Return each entry exactly, omitting nothing.

Figure dataset records
-.-.-

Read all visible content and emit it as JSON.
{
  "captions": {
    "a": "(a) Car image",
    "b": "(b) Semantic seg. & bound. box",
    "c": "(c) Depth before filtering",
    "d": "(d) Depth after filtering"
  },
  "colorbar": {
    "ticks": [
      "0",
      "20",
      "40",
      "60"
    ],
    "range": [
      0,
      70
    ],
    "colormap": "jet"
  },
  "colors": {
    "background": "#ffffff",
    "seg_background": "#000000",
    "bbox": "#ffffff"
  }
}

-.-.-

§ **The output**:
Read all visible content and emit it as JSON.
{
  "captions": {
    "a": "(a) Car image",
    "b": "(b) Semantic seg. & bound. box",
    "c": "(c) Depth before filtering",
    "d": "(d) Depth after filtering"
  },
  "colorbar": {
    "ticks": [
      "0",
      "20",
      "40",
      "60"
    ],
    "range": [
      0,
      70
    ],
    "colormap": "jet"
  },
  "colors": {
    "background": "#ffffff",
    "seg_background": "#000000",
    "bbox": "#ffffff"
  }
}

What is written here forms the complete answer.